**WORK INSTRUCTIONS**
Copy out all the lines exactly. Omit pictures.

**GIVEN ENTRIES**
------------------------------

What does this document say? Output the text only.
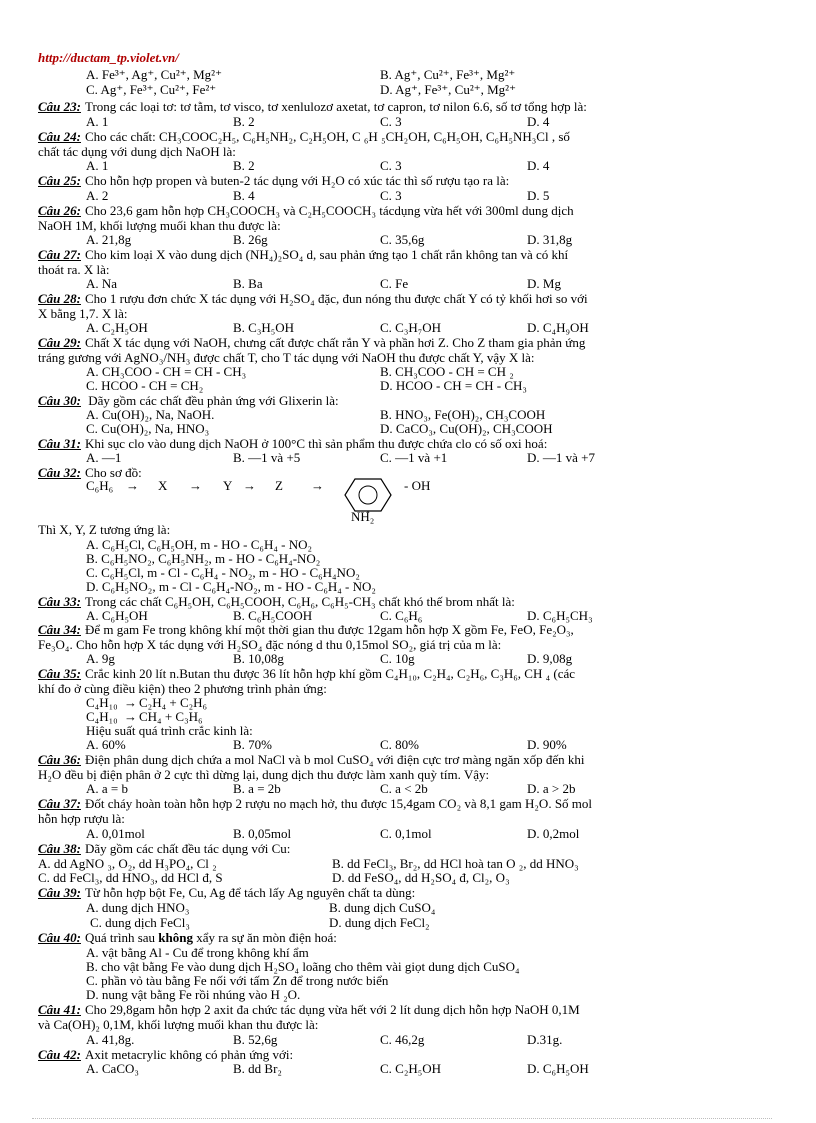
http://ductam_tp.violet.vn/
A. Fe³⁺, Ag⁺, Cu²⁺, Mg²⁺	B. Ag⁺, Cu²⁺, Fe³⁺, Mg²⁺
C. Ag⁺, Fe³⁺, Cu²⁺, Fe²⁺	D. Ag⁺, Fe³⁺, Cu²⁺, Mg²⁺
Câu 23: Trong các loại tơ: tơ tằm, tơ visco, tơ xenlulozơ axetat, tơ capron, tơ nilon 6.6, số tơ tổng hợp là:
A. 1	B. 2	C. 3	D. 4
Câu 24: Cho các chất: CH₃COOC₂H₅, C₆H₅NH₂, C₂H₅OH, C ₆H ₅CH₂OH, C₆H₅OH, C₆H₅NH₃Cl , số
chất tác dụng với dung dịch NaOH là:
A. 1	B. 2	C. 3	D. 4
Câu 25: Cho hỗn hợp propen và buten-2 tác dụng với H₂O có xúc tác thì số rượu tạo ra là:
A. 2	B. 4	C. 3	D. 5
Câu 26: Cho 23,6 gam hỗn hợp CH₃COOCH₃ và C₂H₅COOCH₃ tácdụng vừa hết với 300ml dung dịch
NaOH 1M, khối lượng muối khan thu được là:
A. 21,8g	B. 26g	C. 35,6g	D. 31,8g
Câu 27: Cho kim loại X vào dung dịch (NH₄)₂SO₄ d, sau phản ứng tạo 1 chất rắn không tan và có khí
thoát ra. X là:
A. Na	B. Ba	C. Fe	D. Mg
Câu 28: Cho 1 rượu đơn chức X tác dụng với H₂SO₄ đặc, đun nóng thu được chất Y có tỷ khối hơi so với
X bằng 1,7. X là:
A. C₂H₅OH	B. C₃H₅OH	C. C₃H₇OH	D. C₄H₉OH
Câu 29: Chất X tác dụng với NaOH, chưng cất được chất rắn Y và phần hơi Z. Cho Z tham gia phản ứng
tráng gương với AgNO₃/NH₃ được chất T, cho T tác dụng với NaOH thu được chất Y, vậy X là:
A. CH₃COO - CH = CH - CH₃	B. CH₃COO - CH = CH ₂
C. HCOO - CH = CH₂	D. HCOO - CH = CH - CH₃
Câu 30: Dãy gồm các chất đều phản ứng với Glixerin là:
A. Cu(OH)₂, Na, NaOH.	B. HNO₃, Fe(OH)₂, CH₃COOH
C. Cu(OH)₂, Na, HNO₃	D. CaCO₃, Cu(OH)₂, CH₃COOH
Câu 31: Khi sục clo vào dung dịch NaOH ở 100°C thì sản phẩm thu được chứa clo có số oxi hoá:
A. —1	B. —1 và +5	C. —1 và +1	D. —1 và +7
Câu 32: Cho sơ đồ:
C₆H₆ → X → Y → Z →	- OH
NH₂
Thì X, Y, Z tương ứng là:
A. C₆H₅Cl, C₆H₅OH, m - HO - C₆H₄ - NO₂
B. C₆H₅NO₂, C₆H₅NH₂, m - HO - C₆H₄-NO₂
C. C₆H₅Cl, m - Cl - C₆H₄ - NO₂, m - HO - C₆H₄NO₂
D. C₆H₅NO₂, m - Cl - C₆H₄-NO₂, m - HO - C₆H₄ - NO₂
Câu 33: Trong các chất C₆H₅OH, C₆H₅COOH, C₆H₆, C₆H₅-CH₃ chất khó thế brom nhất là:
A. C₆H₅OH	B. C₆H₅COOH	C. C₆H₆	D. C₆H₅CH₃
Câu 34: Để m gam Fe trong không khí một thời gian thu được 12gam hỗn hợp X gồm Fe, FeO, Fe₂O₃,
Fe₃O₄. Cho hỗn hợp X tác dụng với H₂SO₄ đặc nóng d thu 0,15mol SO₂, giá trị của m là:
A. 9g	B. 10,08g	C. 10g	D. 9,08g
Câu 35: Crắc kinh 20 lít n.Butan thu được 36 lít hỗn hợp khí gồm C₄H₁₀, C₂H₄, C₂H₆, C₃H₆, CH ₄ (các
khí đo ở cùng điều kiện) theo 2 phương trình phản ứng:
C₄H₁₀ → C₂H₄ + C₂H₆
C₄H₁₀ → CH₄ + C₃H₆
Hiệu suất quá trình crắc kinh là:
A. 60%	B. 70%	C. 80%	D. 90%
Câu 36: Điện phân dung dịch chứa a mol NaCl và b mol CuSO₄ với điện cực trơ màng ngăn xốp đến khi
H₂O đều bị điện phân ở 2 cực thì dừng lại, dung dịch thu được làm xanh quỳ tím. Vậy:
A. a = b	B. a = 2b	C. a < 2b	D. a > 2b
Câu 37: Đốt cháy hoàn toàn hỗn hợp 2 rượu no mạch hở, thu được 15,4gam CO₂ và 8,1 gam H₂O. Số mol
hỗn hợp rượu là:
A. 0,01mol	B. 0,05mol	C. 0,1mol	D. 0,2mol
Câu 38: Dãy gồm các chất đều tác dụng với Cu:
A. dd AgNO ₃, O₂, dd H₃PO₄, Cl ₂	B. dd FeCl₃, Br₂, dd HCl hoà tan O ₂, dd HNO₃
C. dd FeCl₃, dd HNO₃, dd HCl đ, S	D. dd FeSO₄, dd H₂SO₄ đ, Cl₂, O₃
Câu 39: Từ hỗn hợp bột Fe, Cu, Ag để tách lấy Ag nguyên chất ta dùng:
A. dung dịch HNO₃	B. dung dịch CuSO₄
C. dung dịch FeCl₃	D. dung dịch FeCl₂
Câu 40: Quá trình sau không xẩy ra sự ăn mòn điện hoá:
A. vật bằng Al - Cu để trong không khí ẩm
B. cho vật bằng Fe vào dung dịch H₂SO₄ loãng cho thêm vài giọt dung dịch CuSO₄
C. phần vỏ tàu bằng Fe nối với tấm Zn để trong nước biển
D. nung vật bằng Fe rồi nhúng vào H ₂O.
Câu 41: Cho 29,8gam hỗn hợp 2 axit đa chức tác dụng vừa hết với 2 lít dung dịch hỗn hợp NaOH 0,1M
và Ca(OH)₂ 0,1M, khối lượng muối khan thu được là:
A. 41,8g.	B. 52,6g	C. 46,2g	D.31g.
Câu 42: Axit metacrylic không có phản ứng với:
A. CaCO₃	B. dd Br₂	C. C₂H₅OH	D. C₆H₅OH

------------------------------

**THE COMPLETED TASK**
What does this document say? Output the text only.
http://ductam_tp.violet.vn/
A. Fe³⁺, Ag⁺, Cu²⁺, Mg²⁺	B. Ag⁺, Cu²⁺, Fe³⁺, Mg²⁺
C. Ag⁺, Fe³⁺, Cu²⁺, Fe²⁺	D. Ag⁺, Fe³⁺, Cu²⁺, Mg²⁺
Câu 23: Trong các loại tơ: tơ tằm, tơ visco, tơ xenlulozơ axetat, tơ capron, tơ nilon 6.6, số tơ tổng hợp là:
A. 1	B. 2	C. 3	D. 4
Câu 24: Cho các chất: CH₃COOC₂H₅, C₆H₅NH₂, C₂H₅OH, C ₆H ₅CH₂OH, C₆H₅OH, C₆H₅NH₃Cl , số
chất tác dụng với dung dịch NaOH là:
A. 1	B. 2	C. 3	D. 4
Câu 25: Cho hỗn hợp propen và buten-2 tác dụng với H₂O có xúc tác thì số rượu tạo ra là:
A. 2	B. 4	C. 3	D. 5
Câu 26: Cho 23,6 gam hỗn hợp CH₃COOCH₃ và C₂H₅COOCH₃ tácdụng vừa hết với 300ml dung dịch
NaOH 1M, khối lượng muối khan thu được là:
A. 21,8g	B. 26g	C. 35,6g	D. 31,8g
Câu 27: Cho kim loại X vào dung dịch (NH₄)₂SO₄ d, sau phản ứng tạo 1 chất rắn không tan và có khí
thoát ra. X là:
A. Na	B. Ba	C. Fe	D. Mg
Câu 28: Cho 1 rượu đơn chức X tác dụng với H₂SO₄ đặc, đun nóng thu được chất Y có tỷ khối hơi so với
X bằng 1,7. X là:
A. C₂H₅OH	B. C₃H₅OH	C. C₃H₇OH	D. C₄H₉OH
Câu 29: Chất X tác dụng với NaOH, chưng cất được chất rắn Y và phần hơi Z. Cho Z tham gia phản ứng
tráng gương với AgNO₃/NH₃ được chất T, cho T tác dụng với NaOH thu được chất Y, vậy X là:
A. CH₃COO - CH = CH - CH₃	B. CH₃COO - CH = CH ₂
C. HCOO - CH = CH₂	D. HCOO - CH = CH - CH₃
Câu 30: Dãy gồm các chất đều phản ứng với Glixerin là:
A. Cu(OH)₂, Na, NaOH.	B. HNO₃, Fe(OH)₂, CH₃COOH
C. Cu(OH)₂, Na, HNO₃	D. CaCO₃, Cu(OH)₂, CH₃COOH
Câu 31: Khi sục clo vào dung dịch NaOH ở 100°C thì sản phẩm thu được chứa clo có số oxi hoá:
A. —1	B. —1 và +5	C. —1 và +1	D. —1 và +7
Câu 32: Cho sơ đồ:
C₆H₆ → X → Y → Z →	- OH
NH₂
Thì X, Y, Z tương ứng là:
A. C₆H₅Cl, C₆H₅OH, m - HO - C₆H₄ - NO₂
B. C₆H₅NO₂, C₆H₅NH₂, m - HO - C₆H₄-NO₂
C. C₆H₅Cl, m - Cl - C₆H₄ - NO₂, m - HO - C₆H₄NO₂
D. C₆H₅NO₂, m - Cl - C₆H₄-NO₂, m - HO - C₆H₄ - NO₂
Câu 33: Trong các chất C₆H₅OH, C₆H₅COOH, C₆H₆, C₆H₅-CH₃ chất khó thế brom nhất là:
A. C₆H₅OH	B. C₆H₅COOH	C. C₆H₆	D. C₆H₅CH₃
Câu 34: Để m gam Fe trong không khí một thời gian thu được 12gam hỗn hợp X gồm Fe, FeO, Fe₂O₃,
Fe₃O₄. Cho hỗn hợp X tác dụng với H₂SO₄ đặc nóng d thu 0,15mol SO₂, giá trị của m là:
A. 9g	B. 10,08g	C. 10g	D. 9,08g
Câu 35: Crắc kinh 20 lít n.Butan thu được 36 lít hỗn hợp khí gồm C₄H₁₀, C₂H₄, C₂H₆, C₃H₆, CH ₄ (các
khí đo ở cùng điều kiện) theo 2 phương trình phản ứng:
C₄H₁₀ → C₂H₄ + C₂H₆
C₄H₁₀ → CH₄ + C₃H₆
Hiệu suất quá trình crắc kinh là:
A. 60%	B. 70%	C. 80%	D. 90%
Câu 36: Điện phân dung dịch chứa a mol NaCl và b mol CuSO₄ với điện cực trơ màng ngăn xốp đến khi
H₂O đều bị điện phân ở 2 cực thì dừng lại, dung dịch thu được làm xanh quỳ tím. Vậy:
A. a = b	B. a = 2b	C. a < 2b	D. a > 2b
Câu 37: Đốt cháy hoàn toàn hỗn hợp 2 rượu no mạch hở, thu được 15,4gam CO₂ và 8,1 gam H₂O. Số mol
hỗn hợp rượu là:
A. 0,01mol	B. 0,05mol	C. 0,1mol	D. 0,2mol
Câu 38: Dãy gồm các chất đều tác dụng với Cu:
A. dd AgNO ₃, O₂, dd H₃PO₄, Cl ₂	B. dd FeCl₃, Br₂, dd HCl hoà tan O ₂, dd HNO₃
C. dd FeCl₃, dd HNO₃, dd HCl đ, S	D. dd FeSO₄, dd H₂SO₄ đ, Cl₂, O₃
Câu 39: Từ hỗn hợp bột Fe, Cu, Ag để tách lấy Ag nguyên chất ta dùng:
A. dung dịch HNO₃	B. dung dịch CuSO₄
C. dung dịch FeCl₃	D. dung dịch FeCl₂
Câu 40: Quá trình sau không xẩy ra sự ăn mòn điện hoá:
A. vật bằng Al - Cu để trong không khí ẩm
B. cho vật bằng Fe vào dung dịch H₂SO₄ loãng cho thêm vài giọt dung dịch CuSO₄
C. phần vỏ tàu bằng Fe nối với tấm Zn để trong nước biển
D. nung vật bằng Fe rồi nhúng vào H ₂O.
Câu 41: Cho 29,8gam hỗn hợp 2 axit đa chức tác dụng vừa hết với 2 lít dung dịch hỗn hợp NaOH 0,1M
và Ca(OH)₂ 0,1M, khối lượng muối khan thu được là:
A. 41,8g.	B. 52,6g	C. 46,2g	D.31g.
Câu 42: Axit metacrylic không có phản ứng với:
A. CaCO₃	B. dd Br₂	C. C₂H₅OH	D. C₆H₅OH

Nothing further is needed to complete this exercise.